[Start of Exercise input]

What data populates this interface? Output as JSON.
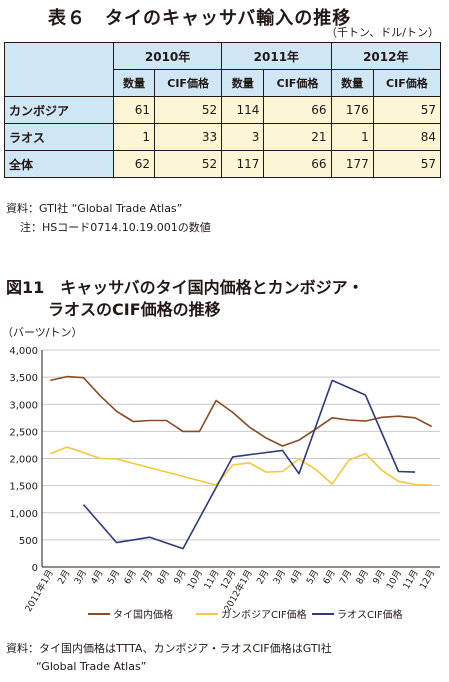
{
  "table6": {
    "title": "表６　タイのキャッサバ輸入の推移",
    "unit": "（千トン、ドル/トン）",
    "years": [
      "2010年",
      "2011年",
      "2012年"
    ],
    "sub_headers": [
      "数量",
      "CIF価格",
      "数量",
      "CIF価格",
      "数量",
      "CIF価格"
    ],
    "rows": [
      {
        "label": "カンボジア",
        "values": [
          "61",
          "52",
          "114",
          "66",
          "176",
          "57"
        ]
      },
      {
        "label": "ラオス",
        "values": [
          "1",
          "33",
          "3",
          "21",
          "1",
          "84"
        ]
      },
      {
        "label": "全体",
        "values": [
          "62",
          "52",
          "117",
          "66",
          "177",
          "57"
        ]
      }
    ],
    "source": "資料：GTI社 “Global Trade Atlas”",
    "note": "注：HSコード0714.10.19.001の数値"
  },
  "figure11": {
    "title_line1": "図11　キャッサバのタイ国内価格とカンボジア・",
    "title_line2": "ラオスのCIF価格の推移",
    "source_line1": "資料：タイ国内価格はTTTA、カンボジア・ラオスCIF価格はGTI社",
    "source_line2": "“Global Trade Atlas”"
  },
  "chart_data": {
    "type": "line",
    "ylabel": "（バーツ/トン）",
    "ylim": [
      0,
      4000
    ],
    "yticks": [
      "0",
      "500",
      "1,000",
      "1,500",
      "2,000",
      "2,500",
      "3,000",
      "3,500",
      "4,000"
    ],
    "grid": "horizontal",
    "legend_position": "bottom",
    "categories": [
      "2011年1月",
      "2月",
      "3月",
      "4月",
      "5月",
      "6月",
      "7月",
      "8月",
      "9月",
      "10月",
      "11月",
      "12月",
      "2012年1月",
      "2月",
      "3月",
      "4月",
      "5月",
      "6月",
      "7月",
      "8月",
      "9月",
      "10月",
      "11月",
      "12月"
    ],
    "series": [
      {
        "name": "タイ国内価格",
        "color": "#8a4a23",
        "values": [
          3440,
          3510,
          3490,
          3160,
          2870,
          2680,
          2700,
          2700,
          2500,
          2500,
          3070,
          2850,
          2580,
          2380,
          2230,
          2340,
          2540,
          2750,
          2710,
          2690,
          2760,
          2780,
          2750,
          2590
        ]
      },
      {
        "name": "カンボジアCIF価格",
        "color": "#f5c83c",
        "values": [
          2090,
          2210,
          2110,
          2000,
          1990,
          null,
          null,
          null,
          null,
          null,
          1510,
          1880,
          1920,
          1750,
          1760,
          1990,
          1800,
          1530,
          1970,
          2090,
          1780,
          1580,
          1520,
          1510
        ]
      },
      {
        "name": "ラオスCIF価格",
        "color": "#2e3a7c",
        "values": [
          null,
          null,
          1150,
          null,
          450,
          null,
          550,
          null,
          340,
          null,
          null,
          2030,
          null,
          null,
          2150,
          1720,
          null,
          3440,
          null,
          3170,
          null,
          1760,
          1750,
          null
        ]
      }
    ]
  }
}
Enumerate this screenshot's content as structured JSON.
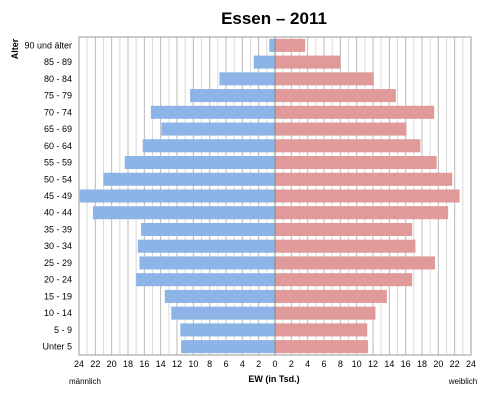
{
  "chart_data": {
    "type": "bar",
    "orientation": "horizontal",
    "title": "Essen – 2011",
    "ylabel": "Alter",
    "xlabel": "EW (in Tsd.)",
    "left_label": "männlich",
    "right_label": "weiblich",
    "xlim": [
      -24,
      24
    ],
    "xticks": [
      "24",
      "22",
      "20",
      "18",
      "16",
      "14",
      "12",
      "10",
      "8",
      "6",
      "4",
      "2",
      "0",
      "2",
      "4",
      "6",
      "8",
      "10",
      "12",
      "14",
      "16",
      "18",
      "20",
      "22",
      "24"
    ],
    "grid": true,
    "categories": [
      "90 und älter",
      "85 - 89",
      "80 - 84",
      "75 - 79",
      "70 - 74",
      "65 - 69",
      "60 - 64",
      "55 - 59",
      "50 - 54",
      "45 - 49",
      "40 - 44",
      "35 - 39",
      "30 - 34",
      "25 - 29",
      "20 - 24",
      "15 - 19",
      "10 - 14",
      "5 - 9",
      "Unter 5"
    ],
    "series": [
      {
        "name": "männlich",
        "color": "#8cb4e6",
        "values": [
          0.7,
          2.6,
          6.8,
          10.4,
          15.2,
          13.9,
          16.2,
          18.4,
          21.0,
          23.9,
          22.3,
          16.4,
          16.8,
          16.6,
          17.0,
          13.5,
          12.7,
          11.6,
          11.5
        ]
      },
      {
        "name": "weiblich",
        "color": "#e09a9a",
        "values": [
          3.7,
          8.0,
          12.1,
          14.8,
          19.5,
          16.1,
          17.8,
          19.8,
          21.7,
          22.6,
          21.2,
          16.8,
          17.2,
          19.6,
          16.8,
          13.7,
          12.3,
          11.3,
          11.4
        ]
      }
    ]
  }
}
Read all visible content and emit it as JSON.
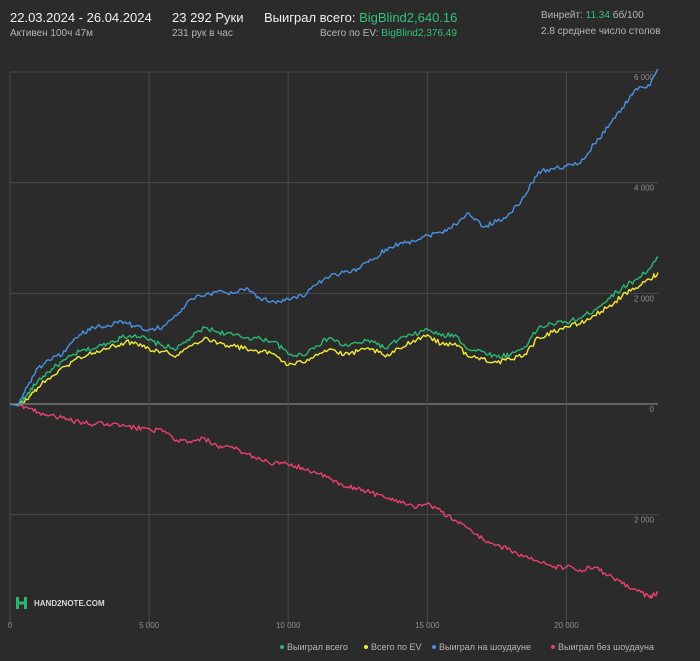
{
  "header": {
    "date_range": "22.03.2024 - 26.04.2024",
    "active_time": "Активен 100ч 47м",
    "hands_total": "23 292 Руки",
    "hands_per_hour": "231 рук в час",
    "won_label": "Выиграл всего:",
    "won_value": "BigBlind2,640.16",
    "ev_label": "Всего по EV:",
    "ev_value": "BigBlind2,376.49",
    "winrate_label": "Винрейт:",
    "winrate_value": "11.34",
    "winrate_unit": "бб/100",
    "tables_avg": "2.8 среднее число столов"
  },
  "logo": {
    "text": "HAND2NOTE.COM"
  },
  "colors": {
    "background": "#2b2b2b",
    "grid": "#4a4a4a",
    "zero_line": "#9a9a9a",
    "green": "#2bb673",
    "yellow": "#f2ea3a",
    "blue": "#4a90e2",
    "red": "#e8416d",
    "accent_text": "#33c27a"
  },
  "chart_data": {
    "type": "line",
    "xlim": [
      0,
      23292
    ],
    "ylim": [
      -3500,
      6000
    ],
    "x_ticks": [
      {
        "value": 0,
        "label": "0"
      },
      {
        "value": 5000,
        "label": "5 000"
      },
      {
        "value": 10000,
        "label": "10 000"
      },
      {
        "value": 15000,
        "label": "15 000"
      },
      {
        "value": 20000,
        "label": "20 000"
      }
    ],
    "y_ticks": [
      {
        "value": 6000,
        "label": "6 000"
      },
      {
        "value": 4000,
        "label": "4 000"
      },
      {
        "value": 2000,
        "label": "2 000"
      },
      {
        "value": 0,
        "label": "0"
      },
      {
        "value": -2000,
        "label": "2 000"
      }
    ],
    "grid": true,
    "legend_position": "bottom-right",
    "series": [
      {
        "name": "Выиграл всего",
        "color": "#2bb673",
        "points": [
          [
            0,
            0
          ],
          [
            300,
            -30
          ],
          [
            600,
            150
          ],
          [
            1000,
            420
          ],
          [
            1500,
            630
          ],
          [
            2000,
            800
          ],
          [
            2500,
            950
          ],
          [
            3000,
            1000
          ],
          [
            3500,
            1100
          ],
          [
            4000,
            1200
          ],
          [
            4500,
            1250
          ],
          [
            5000,
            1150
          ],
          [
            5500,
            1050
          ],
          [
            6000,
            1000
          ],
          [
            6500,
            1200
          ],
          [
            7000,
            1380
          ],
          [
            7500,
            1300
          ],
          [
            8000,
            1250
          ],
          [
            8500,
            1200
          ],
          [
            9000,
            1180
          ],
          [
            9500,
            1130
          ],
          [
            10000,
            900
          ],
          [
            10500,
            880
          ],
          [
            11000,
            1050
          ],
          [
            11500,
            1200
          ],
          [
            12000,
            1050
          ],
          [
            12500,
            1100
          ],
          [
            13000,
            1150
          ],
          [
            13500,
            1000
          ],
          [
            14000,
            1180
          ],
          [
            14500,
            1250
          ],
          [
            15000,
            1350
          ],
          [
            15500,
            1230
          ],
          [
            16000,
            1250
          ],
          [
            16500,
            980
          ],
          [
            17000,
            950
          ],
          [
            17500,
            850
          ],
          [
            18000,
            900
          ],
          [
            18500,
            1030
          ],
          [
            19000,
            1380
          ],
          [
            19500,
            1450
          ],
          [
            20000,
            1480
          ],
          [
            20500,
            1550
          ],
          [
            21000,
            1700
          ],
          [
            21500,
            1900
          ],
          [
            22000,
            2100
          ],
          [
            22500,
            2250
          ],
          [
            23000,
            2450
          ],
          [
            23292,
            2640
          ]
        ]
      },
      {
        "name": "Всего по EV",
        "color": "#f2ea3a",
        "points": [
          [
            0,
            0
          ],
          [
            300,
            -20
          ],
          [
            600,
            80
          ],
          [
            1000,
            300
          ],
          [
            1500,
            500
          ],
          [
            2000,
            680
          ],
          [
            2500,
            850
          ],
          [
            3000,
            920
          ],
          [
            3500,
            1000
          ],
          [
            4000,
            1100
          ],
          [
            4500,
            1120
          ],
          [
            5000,
            1000
          ],
          [
            5500,
            950
          ],
          [
            6000,
            880
          ],
          [
            6500,
            1050
          ],
          [
            7000,
            1200
          ],
          [
            7500,
            1100
          ],
          [
            8000,
            1050
          ],
          [
            8500,
            1000
          ],
          [
            9000,
            950
          ],
          [
            9500,
            900
          ],
          [
            10000,
            700
          ],
          [
            10500,
            750
          ],
          [
            11000,
            900
          ],
          [
            11500,
            1000
          ],
          [
            12000,
            880
          ],
          [
            12500,
            950
          ],
          [
            13000,
            1000
          ],
          [
            13500,
            850
          ],
          [
            14000,
            1000
          ],
          [
            14500,
            1150
          ],
          [
            15000,
            1250
          ],
          [
            15500,
            1080
          ],
          [
            16000,
            1100
          ],
          [
            16500,
            850
          ],
          [
            17000,
            820
          ],
          [
            17500,
            750
          ],
          [
            18000,
            800
          ],
          [
            18500,
            900
          ],
          [
            19000,
            1200
          ],
          [
            19500,
            1300
          ],
          [
            20000,
            1400
          ],
          [
            20500,
            1450
          ],
          [
            21000,
            1600
          ],
          [
            21500,
            1750
          ],
          [
            22000,
            1950
          ],
          [
            22500,
            2100
          ],
          [
            23000,
            2250
          ],
          [
            23292,
            2376
          ]
        ]
      },
      {
        "name": "Выиграл на шоудауне",
        "color": "#4a90e2",
        "points": [
          [
            0,
            0
          ],
          [
            300,
            -20
          ],
          [
            600,
            300
          ],
          [
            1000,
            650
          ],
          [
            1500,
            800
          ],
          [
            2000,
            950
          ],
          [
            2500,
            1250
          ],
          [
            3000,
            1380
          ],
          [
            3500,
            1420
          ],
          [
            4000,
            1500
          ],
          [
            4500,
            1400
          ],
          [
            5000,
            1350
          ],
          [
            5500,
            1400
          ],
          [
            6000,
            1600
          ],
          [
            6500,
            1900
          ],
          [
            7000,
            1950
          ],
          [
            7500,
            2050
          ],
          [
            8000,
            2000
          ],
          [
            8500,
            2100
          ],
          [
            9000,
            1900
          ],
          [
            9500,
            1850
          ],
          [
            10000,
            1900
          ],
          [
            10500,
            1950
          ],
          [
            11000,
            2150
          ],
          [
            11500,
            2300
          ],
          [
            12000,
            2380
          ],
          [
            12500,
            2450
          ],
          [
            13000,
            2600
          ],
          [
            13500,
            2800
          ],
          [
            14000,
            2900
          ],
          [
            14500,
            2950
          ],
          [
            15000,
            3050
          ],
          [
            15500,
            3100
          ],
          [
            16000,
            3250
          ],
          [
            16500,
            3450
          ],
          [
            17000,
            3200
          ],
          [
            17500,
            3300
          ],
          [
            18000,
            3450
          ],
          [
            18500,
            3750
          ],
          [
            19000,
            4200
          ],
          [
            19500,
            4250
          ],
          [
            20000,
            4300
          ],
          [
            20500,
            4350
          ],
          [
            21000,
            4700
          ],
          [
            21500,
            5000
          ],
          [
            22000,
            5350
          ],
          [
            22500,
            5700
          ],
          [
            23000,
            5750
          ],
          [
            23292,
            6050
          ]
        ]
      },
      {
        "name": "Выиграл без шоудауна",
        "color": "#e8416d",
        "points": [
          [
            0,
            0
          ],
          [
            300,
            -30
          ],
          [
            600,
            -50
          ],
          [
            1000,
            -150
          ],
          [
            1500,
            -200
          ],
          [
            2000,
            -280
          ],
          [
            2500,
            -330
          ],
          [
            3000,
            -370
          ],
          [
            3500,
            -350
          ],
          [
            4000,
            -400
          ],
          [
            4500,
            -430
          ],
          [
            5000,
            -450
          ],
          [
            5500,
            -500
          ],
          [
            6000,
            -650
          ],
          [
            6500,
            -700
          ],
          [
            7000,
            -620
          ],
          [
            7500,
            -800
          ],
          [
            8000,
            -780
          ],
          [
            8500,
            -900
          ],
          [
            9000,
            -1000
          ],
          [
            9500,
            -1070
          ],
          [
            10000,
            -1100
          ],
          [
            10500,
            -1150
          ],
          [
            11000,
            -1250
          ],
          [
            11500,
            -1350
          ],
          [
            12000,
            -1500
          ],
          [
            12500,
            -1520
          ],
          [
            13000,
            -1600
          ],
          [
            13500,
            -1700
          ],
          [
            14000,
            -1750
          ],
          [
            14500,
            -1850
          ],
          [
            15000,
            -1800
          ],
          [
            15500,
            -1950
          ],
          [
            16000,
            -2100
          ],
          [
            16500,
            -2250
          ],
          [
            17000,
            -2450
          ],
          [
            17500,
            -2550
          ],
          [
            18000,
            -2650
          ],
          [
            18500,
            -2750
          ],
          [
            19000,
            -2850
          ],
          [
            19500,
            -2950
          ],
          [
            20000,
            -2950
          ],
          [
            20500,
            -3000
          ],
          [
            21000,
            -2950
          ],
          [
            21500,
            -3100
          ],
          [
            22000,
            -3250
          ],
          [
            22500,
            -3350
          ],
          [
            23000,
            -3500
          ],
          [
            23292,
            -3400
          ]
        ]
      }
    ]
  }
}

[End of Exercise input]

Objective » Some lines of the data may hold the word "this". Say how many do, with nothing else.

Written answer » 2